Write out every record below exactly as it appears.

Records from a collection:

* BEGIN *

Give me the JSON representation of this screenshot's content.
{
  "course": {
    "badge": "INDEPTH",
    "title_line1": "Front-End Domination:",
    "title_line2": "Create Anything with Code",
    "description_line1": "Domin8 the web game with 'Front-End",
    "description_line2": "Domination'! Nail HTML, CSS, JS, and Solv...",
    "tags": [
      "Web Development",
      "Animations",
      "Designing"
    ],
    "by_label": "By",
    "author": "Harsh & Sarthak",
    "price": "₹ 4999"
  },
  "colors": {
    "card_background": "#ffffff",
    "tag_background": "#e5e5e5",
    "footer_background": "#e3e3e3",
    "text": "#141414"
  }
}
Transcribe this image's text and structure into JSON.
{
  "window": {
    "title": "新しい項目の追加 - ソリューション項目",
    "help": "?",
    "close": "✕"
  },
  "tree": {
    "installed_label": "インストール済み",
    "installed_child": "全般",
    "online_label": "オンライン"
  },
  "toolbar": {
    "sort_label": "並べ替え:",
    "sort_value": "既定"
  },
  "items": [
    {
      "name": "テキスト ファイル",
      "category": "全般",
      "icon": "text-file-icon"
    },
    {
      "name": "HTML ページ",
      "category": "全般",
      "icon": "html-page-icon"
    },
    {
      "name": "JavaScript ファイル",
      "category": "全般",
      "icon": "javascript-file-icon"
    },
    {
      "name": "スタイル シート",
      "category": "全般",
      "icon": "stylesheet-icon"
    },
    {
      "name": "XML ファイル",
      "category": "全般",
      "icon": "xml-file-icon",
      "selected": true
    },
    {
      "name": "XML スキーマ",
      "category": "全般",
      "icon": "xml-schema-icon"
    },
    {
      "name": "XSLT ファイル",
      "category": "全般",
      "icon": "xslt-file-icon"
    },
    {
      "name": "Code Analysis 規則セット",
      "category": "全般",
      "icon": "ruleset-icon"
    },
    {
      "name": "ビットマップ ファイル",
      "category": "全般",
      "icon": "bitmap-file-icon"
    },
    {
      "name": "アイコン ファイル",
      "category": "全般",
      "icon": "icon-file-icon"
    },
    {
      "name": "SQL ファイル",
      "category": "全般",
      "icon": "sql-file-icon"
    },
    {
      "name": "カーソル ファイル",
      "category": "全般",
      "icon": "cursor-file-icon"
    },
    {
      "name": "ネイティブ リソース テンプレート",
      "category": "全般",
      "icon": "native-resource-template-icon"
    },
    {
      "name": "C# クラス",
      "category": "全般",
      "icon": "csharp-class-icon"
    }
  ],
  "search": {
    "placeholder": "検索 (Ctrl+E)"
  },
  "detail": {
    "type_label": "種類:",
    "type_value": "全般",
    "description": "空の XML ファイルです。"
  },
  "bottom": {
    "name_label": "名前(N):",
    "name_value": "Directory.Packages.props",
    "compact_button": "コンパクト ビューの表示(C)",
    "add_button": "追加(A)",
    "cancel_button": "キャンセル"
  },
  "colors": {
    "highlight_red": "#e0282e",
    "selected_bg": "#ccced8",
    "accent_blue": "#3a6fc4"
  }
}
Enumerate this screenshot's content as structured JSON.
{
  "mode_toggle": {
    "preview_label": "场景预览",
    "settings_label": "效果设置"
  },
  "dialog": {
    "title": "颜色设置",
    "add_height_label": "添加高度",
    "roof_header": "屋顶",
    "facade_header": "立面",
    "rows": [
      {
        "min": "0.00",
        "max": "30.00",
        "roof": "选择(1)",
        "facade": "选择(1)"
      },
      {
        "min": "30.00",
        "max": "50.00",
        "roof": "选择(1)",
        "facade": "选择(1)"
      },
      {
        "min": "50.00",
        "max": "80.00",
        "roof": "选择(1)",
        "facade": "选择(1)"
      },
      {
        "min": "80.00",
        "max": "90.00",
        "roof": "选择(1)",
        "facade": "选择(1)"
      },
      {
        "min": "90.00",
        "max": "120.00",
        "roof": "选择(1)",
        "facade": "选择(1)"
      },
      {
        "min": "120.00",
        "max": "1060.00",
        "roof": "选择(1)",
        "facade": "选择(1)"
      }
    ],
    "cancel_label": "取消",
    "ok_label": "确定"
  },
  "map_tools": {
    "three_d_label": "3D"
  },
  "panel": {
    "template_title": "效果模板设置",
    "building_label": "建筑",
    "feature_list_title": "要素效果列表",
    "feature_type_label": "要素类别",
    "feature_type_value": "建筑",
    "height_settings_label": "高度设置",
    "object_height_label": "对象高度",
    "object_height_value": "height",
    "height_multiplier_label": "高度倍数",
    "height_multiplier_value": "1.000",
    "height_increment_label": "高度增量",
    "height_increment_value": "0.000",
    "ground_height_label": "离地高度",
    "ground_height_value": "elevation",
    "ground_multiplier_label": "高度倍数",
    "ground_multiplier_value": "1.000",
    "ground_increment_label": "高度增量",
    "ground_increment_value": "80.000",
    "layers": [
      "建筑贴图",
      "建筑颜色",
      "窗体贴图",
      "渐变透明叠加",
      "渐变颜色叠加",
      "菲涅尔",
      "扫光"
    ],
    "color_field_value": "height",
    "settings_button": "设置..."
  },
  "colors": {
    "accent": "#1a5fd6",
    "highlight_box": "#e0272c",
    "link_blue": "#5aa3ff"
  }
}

* END *

# Result of this exercise:
Give me the JSON representation of this screenshot's content.
{
  "course": {
    "badge": "INDEPTH",
    "title_line1": "Front-End Domination:",
    "title_line2": "Create Anything with Code",
    "description_line1": "Domin8 the web game with 'Front-End",
    "description_line2": "Domination'! Nail HTML, CSS, JS, and Solv...",
    "tags": [
      "Web Development",
      "Animations",
      "Designing"
    ],
    "by_label": "By",
    "author": "Harsh & Sarthak",
    "price": "₹ 4999"
  },
  "colors": {
    "card_background": "#ffffff",
    "tag_background": "#e5e5e5",
    "footer_background": "#e3e3e3",
    "text": "#141414"
  }
}
Transcribe this image's text and structure into JSON.
{
  "window": {
    "title": "新しい項目の追加 - ソリューション項目",
    "help": "?",
    "close": "✕"
  },
  "tree": {
    "installed_label": "インストール済み",
    "installed_child": "全般",
    "online_label": "オンライン"
  },
  "toolbar": {
    "sort_label": "並べ替え:",
    "sort_value": "既定"
  },
  "items": [
    {
      "name": "テキスト ファイル",
      "category": "全般",
      "icon": "text-file-icon"
    },
    {
      "name": "HTML ページ",
      "category": "全般",
      "icon": "html-page-icon"
    },
    {
      "name": "JavaScript ファイル",
      "category": "全般",
      "icon": "javascript-file-icon"
    },
    {
      "name": "スタイル シート",
      "category": "全般",
      "icon": "stylesheet-icon"
    },
    {
      "name": "XML ファイル",
      "category": "全般",
      "icon": "xml-file-icon",
      "selected": true
    },
    {
      "name": "XML スキーマ",
      "category": "全般",
      "icon": "xml-schema-icon"
    },
    {
      "name": "XSLT ファイル",
      "category": "全般",
      "icon": "xslt-file-icon"
    },
    {
      "name": "Code Analysis 規則セット",
      "category": "全般",
      "icon": "ruleset-icon"
    },
    {
      "name": "ビットマップ ファイル",
      "category": "全般",
      "icon": "bitmap-file-icon"
    },
    {
      "name": "アイコン ファイル",
      "category": "全般",
      "icon": "icon-file-icon"
    },
    {
      "name": "SQL ファイル",
      "category": "全般",
      "icon": "sql-file-icon"
    },
    {
      "name": "カーソル ファイル",
      "category": "全般",
      "icon": "cursor-file-icon"
    },
    {
      "name": "ネイティブ リソース テンプレート",
      "category": "全般",
      "icon": "native-resource-template-icon"
    },
    {
      "name": "C# クラス",
      "category": "全般",
      "icon": "csharp-class-icon"
    }
  ],
  "search": {
    "placeholder": "検索 (Ctrl+E)"
  },
  "detail": {
    "type_label": "種類:",
    "type_value": "全般",
    "description": "空の XML ファイルです。"
  },
  "bottom": {
    "name_label": "名前(N):",
    "name_value": "Directory.Packages.props",
    "compact_button": "コンパクト ビューの表示(C)",
    "add_button": "追加(A)",
    "cancel_button": "キャンセル"
  },
  "colors": {
    "highlight_red": "#e0282e",
    "selected_bg": "#ccced8",
    "accent_blue": "#3a6fc4"
  }
}
Enumerate this screenshot's content as structured JSON.
{
  "mode_toggle": {
    "preview_label": "场景预览",
    "settings_label": "效果设置"
  },
  "dialog": {
    "title": "颜色设置",
    "add_height_label": "添加高度",
    "roof_header": "屋顶",
    "facade_header": "立面",
    "rows": [
      {
        "min": "0.00",
        "max": "30.00",
        "roof": "选择(1)",
        "facade": "选择(1)"
      },
      {
        "min": "30.00",
        "max": "50.00",
        "roof": "选择(1)",
        "facade": "选择(1)"
      },
      {
        "min": "50.00",
        "max": "80.00",
        "roof": "选择(1)",
        "facade": "选择(1)"
      },
      {
        "min": "80.00",
        "max": "90.00",
        "roof": "选择(1)",
        "facade": "选择(1)"
      },
      {
        "min": "90.00",
        "max": "120.00",
        "roof": "选择(1)",
        "facade": "选择(1)"
      },
      {
        "min": "120.00",
        "max": "1060.00",
        "roof": "选择(1)",
        "facade": "选择(1)"
      }
    ],
    "cancel_label": "取消",
    "ok_label": "确定"
  },
  "map_tools": {
    "three_d_label": "3D"
  },
  "panel": {
    "template_title": "效果模板设置",
    "building_label": "建筑",
    "feature_list_title": "要素效果列表",
    "feature_type_label": "要素类别",
    "feature_type_value": "建筑",
    "height_settings_label": "高度设置",
    "object_height_label": "对象高度",
    "object_height_value": "height",
    "height_multiplier_label": "高度倍数",
    "height_multiplier_value": "1.000",
    "height_increment_label": "高度增量",
    "height_increment_value": "0.000",
    "ground_height_label": "离地高度",
    "ground_height_value": "elevation",
    "ground_multiplier_label": "高度倍数",
    "ground_multiplier_value": "1.000",
    "ground_increment_label": "高度增量",
    "ground_increment_value": "80.000",
    "layers": [
      "建筑贴图",
      "建筑颜色",
      "窗体贴图",
      "渐变透明叠加",
      "渐变颜色叠加",
      "菲涅尔",
      "扫光"
    ],
    "color_field_value": "height",
    "settings_button": "设置..."
  },
  "colors": {
    "accent": "#1a5fd6",
    "highlight_box": "#e0272c",
    "link_blue": "#5aa3ff"
  }
}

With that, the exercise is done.